PROBLEM TO WORK ON: Copy out all of the data below with no alterations.

(Stored data entries)
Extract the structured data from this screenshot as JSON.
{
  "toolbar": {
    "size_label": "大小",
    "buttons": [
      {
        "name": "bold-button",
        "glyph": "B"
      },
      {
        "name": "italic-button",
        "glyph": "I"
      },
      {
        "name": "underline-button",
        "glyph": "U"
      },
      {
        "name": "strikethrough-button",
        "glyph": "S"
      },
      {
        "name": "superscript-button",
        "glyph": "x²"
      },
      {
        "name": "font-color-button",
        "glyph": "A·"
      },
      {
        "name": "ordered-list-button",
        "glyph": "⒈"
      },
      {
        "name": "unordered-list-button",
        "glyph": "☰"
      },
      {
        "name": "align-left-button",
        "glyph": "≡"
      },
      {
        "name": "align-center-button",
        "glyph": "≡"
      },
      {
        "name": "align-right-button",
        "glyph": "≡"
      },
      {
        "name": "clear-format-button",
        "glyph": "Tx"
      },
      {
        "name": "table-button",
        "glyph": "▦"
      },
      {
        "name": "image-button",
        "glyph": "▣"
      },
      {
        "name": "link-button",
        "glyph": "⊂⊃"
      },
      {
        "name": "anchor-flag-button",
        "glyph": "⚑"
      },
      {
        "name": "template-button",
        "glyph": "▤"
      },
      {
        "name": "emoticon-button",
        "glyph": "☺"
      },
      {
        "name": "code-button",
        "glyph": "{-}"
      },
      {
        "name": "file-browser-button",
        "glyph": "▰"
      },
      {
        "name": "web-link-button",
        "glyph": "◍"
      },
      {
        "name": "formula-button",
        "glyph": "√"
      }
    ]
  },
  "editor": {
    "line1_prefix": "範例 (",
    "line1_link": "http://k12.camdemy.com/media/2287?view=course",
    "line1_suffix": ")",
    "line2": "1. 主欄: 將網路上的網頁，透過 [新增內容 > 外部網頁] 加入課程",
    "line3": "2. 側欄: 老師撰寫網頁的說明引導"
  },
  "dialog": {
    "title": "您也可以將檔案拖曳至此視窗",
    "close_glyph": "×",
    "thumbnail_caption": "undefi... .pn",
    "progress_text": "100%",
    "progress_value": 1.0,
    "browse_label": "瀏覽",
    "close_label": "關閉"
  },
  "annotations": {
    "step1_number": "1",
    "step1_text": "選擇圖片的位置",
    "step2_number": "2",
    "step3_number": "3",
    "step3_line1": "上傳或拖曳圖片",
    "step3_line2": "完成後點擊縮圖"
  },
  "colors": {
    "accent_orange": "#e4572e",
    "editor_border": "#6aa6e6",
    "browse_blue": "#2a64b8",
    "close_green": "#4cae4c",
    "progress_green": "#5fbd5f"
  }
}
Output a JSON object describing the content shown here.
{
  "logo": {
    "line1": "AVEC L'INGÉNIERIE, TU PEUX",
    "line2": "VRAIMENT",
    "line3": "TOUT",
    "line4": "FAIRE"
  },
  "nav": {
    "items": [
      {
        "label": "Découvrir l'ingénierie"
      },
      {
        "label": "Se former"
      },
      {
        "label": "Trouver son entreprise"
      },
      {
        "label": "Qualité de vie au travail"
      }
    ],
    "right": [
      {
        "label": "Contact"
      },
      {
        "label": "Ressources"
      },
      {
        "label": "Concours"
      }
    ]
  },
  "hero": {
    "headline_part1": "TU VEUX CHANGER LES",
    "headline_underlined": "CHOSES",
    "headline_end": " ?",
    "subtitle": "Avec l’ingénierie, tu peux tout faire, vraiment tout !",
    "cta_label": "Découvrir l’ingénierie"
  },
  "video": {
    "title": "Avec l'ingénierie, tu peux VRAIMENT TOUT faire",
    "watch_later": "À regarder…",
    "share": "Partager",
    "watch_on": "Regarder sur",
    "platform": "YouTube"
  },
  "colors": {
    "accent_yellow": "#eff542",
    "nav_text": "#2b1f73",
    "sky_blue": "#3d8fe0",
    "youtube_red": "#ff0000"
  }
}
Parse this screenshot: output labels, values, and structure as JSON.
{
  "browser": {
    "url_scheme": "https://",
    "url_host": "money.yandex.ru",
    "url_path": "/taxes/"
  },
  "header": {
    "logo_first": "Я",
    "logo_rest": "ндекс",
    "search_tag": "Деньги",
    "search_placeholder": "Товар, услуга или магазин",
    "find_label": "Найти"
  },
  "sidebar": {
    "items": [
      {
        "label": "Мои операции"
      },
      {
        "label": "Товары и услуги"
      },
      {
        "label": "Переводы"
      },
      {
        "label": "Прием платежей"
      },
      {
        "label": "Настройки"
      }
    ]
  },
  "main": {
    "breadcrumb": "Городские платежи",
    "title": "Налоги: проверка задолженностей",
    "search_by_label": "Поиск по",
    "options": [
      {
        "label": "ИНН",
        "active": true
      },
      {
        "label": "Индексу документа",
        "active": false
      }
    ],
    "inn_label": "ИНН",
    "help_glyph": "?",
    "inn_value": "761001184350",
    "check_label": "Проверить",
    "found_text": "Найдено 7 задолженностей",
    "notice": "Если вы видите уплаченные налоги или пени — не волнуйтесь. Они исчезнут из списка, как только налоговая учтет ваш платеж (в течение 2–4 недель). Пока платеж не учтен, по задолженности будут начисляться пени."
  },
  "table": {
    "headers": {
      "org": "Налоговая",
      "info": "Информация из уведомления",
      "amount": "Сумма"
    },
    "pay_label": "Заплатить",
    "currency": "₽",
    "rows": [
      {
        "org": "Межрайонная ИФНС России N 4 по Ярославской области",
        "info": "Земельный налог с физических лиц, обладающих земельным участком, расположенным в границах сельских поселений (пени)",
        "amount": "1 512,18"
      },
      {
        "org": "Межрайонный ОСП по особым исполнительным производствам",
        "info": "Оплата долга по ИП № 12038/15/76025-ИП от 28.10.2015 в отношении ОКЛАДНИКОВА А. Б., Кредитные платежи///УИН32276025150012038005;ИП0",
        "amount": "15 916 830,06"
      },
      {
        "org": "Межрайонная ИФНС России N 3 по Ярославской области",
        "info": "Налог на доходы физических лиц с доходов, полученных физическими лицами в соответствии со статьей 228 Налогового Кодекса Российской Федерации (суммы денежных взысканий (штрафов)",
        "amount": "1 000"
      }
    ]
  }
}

OUTPUT FOR THIS EXERCISE:
Extract the structured data from this screenshot as JSON.
{
  "toolbar": {
    "size_label": "大小",
    "buttons": [
      {
        "name": "bold-button",
        "glyph": "B"
      },
      {
        "name": "italic-button",
        "glyph": "I"
      },
      {
        "name": "underline-button",
        "glyph": "U"
      },
      {
        "name": "strikethrough-button",
        "glyph": "S"
      },
      {
        "name": "superscript-button",
        "glyph": "x²"
      },
      {
        "name": "font-color-button",
        "glyph": "A·"
      },
      {
        "name": "ordered-list-button",
        "glyph": "⒈"
      },
      {
        "name": "unordered-list-button",
        "glyph": "☰"
      },
      {
        "name": "align-left-button",
        "glyph": "≡"
      },
      {
        "name": "align-center-button",
        "glyph": "≡"
      },
      {
        "name": "align-right-button",
        "glyph": "≡"
      },
      {
        "name": "clear-format-button",
        "glyph": "Tx"
      },
      {
        "name": "table-button",
        "glyph": "▦"
      },
      {
        "name": "image-button",
        "glyph": "▣"
      },
      {
        "name": "link-button",
        "glyph": "⊂⊃"
      },
      {
        "name": "anchor-flag-button",
        "glyph": "⚑"
      },
      {
        "name": "template-button",
        "glyph": "▤"
      },
      {
        "name": "emoticon-button",
        "glyph": "☺"
      },
      {
        "name": "code-button",
        "glyph": "{-}"
      },
      {
        "name": "file-browser-button",
        "glyph": "▰"
      },
      {
        "name": "web-link-button",
        "glyph": "◍"
      },
      {
        "name": "formula-button",
        "glyph": "√"
      }
    ]
  },
  "editor": {
    "line1_prefix": "範例 (",
    "line1_link": "http://k12.camdemy.com/media/2287?view=course",
    "line1_suffix": ")",
    "line2": "1. 主欄: 將網路上的網頁，透過 [新增內容 > 外部網頁] 加入課程",
    "line3": "2. 側欄: 老師撰寫網頁的說明引導"
  },
  "dialog": {
    "title": "您也可以將檔案拖曳至此視窗",
    "close_glyph": "×",
    "thumbnail_caption": "undefi... .pn",
    "progress_text": "100%",
    "progress_value": 1.0,
    "browse_label": "瀏覽",
    "close_label": "關閉"
  },
  "annotations": {
    "step1_number": "1",
    "step1_text": "選擇圖片的位置",
    "step2_number": "2",
    "step3_number": "3",
    "step3_line1": "上傳或拖曳圖片",
    "step3_line2": "完成後點擊縮圖"
  },
  "colors": {
    "accent_orange": "#e4572e",
    "editor_border": "#6aa6e6",
    "browse_blue": "#2a64b8",
    "close_green": "#4cae4c",
    "progress_green": "#5fbd5f"
  }
}
Output a JSON object describing the content shown here.
{
  "logo": {
    "line1": "AVEC L'INGÉNIERIE, TU PEUX",
    "line2": "VRAIMENT",
    "line3": "TOUT",
    "line4": "FAIRE"
  },
  "nav": {
    "items": [
      {
        "label": "Découvrir l'ingénierie"
      },
      {
        "label": "Se former"
      },
      {
        "label": "Trouver son entreprise"
      },
      {
        "label": "Qualité de vie au travail"
      }
    ],
    "right": [
      {
        "label": "Contact"
      },
      {
        "label": "Ressources"
      },
      {
        "label": "Concours"
      }
    ]
  },
  "hero": {
    "headline_part1": "TU VEUX CHANGER LES",
    "headline_underlined": "CHOSES",
    "headline_end": " ?",
    "subtitle": "Avec l’ingénierie, tu peux tout faire, vraiment tout !",
    "cta_label": "Découvrir l’ingénierie"
  },
  "video": {
    "title": "Avec l'ingénierie, tu peux VRAIMENT TOUT faire",
    "watch_later": "À regarder…",
    "share": "Partager",
    "watch_on": "Regarder sur",
    "platform": "YouTube"
  },
  "colors": {
    "accent_yellow": "#eff542",
    "nav_text": "#2b1f73",
    "sky_blue": "#3d8fe0",
    "youtube_red": "#ff0000"
  }
}
Parse this screenshot: output labels, values, and structure as JSON.
{
  "browser": {
    "url_scheme": "https://",
    "url_host": "money.yandex.ru",
    "url_path": "/taxes/"
  },
  "header": {
    "logo_first": "Я",
    "logo_rest": "ндекс",
    "search_tag": "Деньги",
    "search_placeholder": "Товар, услуга или магазин",
    "find_label": "Найти"
  },
  "sidebar": {
    "items": [
      {
        "label": "Мои операции"
      },
      {
        "label": "Товары и услуги"
      },
      {
        "label": "Переводы"
      },
      {
        "label": "Прием платежей"
      },
      {
        "label": "Настройки"
      }
    ]
  },
  "main": {
    "breadcrumb": "Городские платежи",
    "title": "Налоги: проверка задолженностей",
    "search_by_label": "Поиск по",
    "options": [
      {
        "label": "ИНН",
        "active": true
      },
      {
        "label": "Индексу документа",
        "active": false
      }
    ],
    "inn_label": "ИНН",
    "help_glyph": "?",
    "inn_value": "761001184350",
    "check_label": "Проверить",
    "found_text": "Найдено 7 задолженностей",
    "notice": "Если вы видите уплаченные налоги или пени — не волнуйтесь. Они исчезнут из списка, как только налоговая учтет ваш платеж (в течение 2–4 недель). Пока платеж не учтен, по задолженности будут начисляться пени."
  },
  "table": {
    "headers": {
      "org": "Налоговая",
      "info": "Информация из уведомления",
      "amount": "Сумма"
    },
    "pay_label": "Заплатить",
    "currency": "₽",
    "rows": [
      {
        "org": "Межрайонная ИФНС России N 4 по Ярославской области",
        "info": "Земельный налог с физических лиц, обладающих земельным участком, расположенным в границах сельских поселений (пени)",
        "amount": "1 512,18"
      },
      {
        "org": "Межрайонный ОСП по особым исполнительным производствам",
        "info": "Оплата долга по ИП № 12038/15/76025-ИП от 28.10.2015 в отношении ОКЛАДНИКОВА А. Б., Кредитные платежи///УИН32276025150012038005;ИП0",
        "amount": "15 916 830,06"
      },
      {
        "org": "Межрайонная ИФНС России N 3 по Ярославской области",
        "info": "Налог на доходы физических лиц с доходов, полученных физическими лицами в соответствии со статьей 228 Налогового Кодекса Российской Федерации (суммы денежных взысканий (штрафов)",
        "amount": "1 000"
      }
    ]
  }
}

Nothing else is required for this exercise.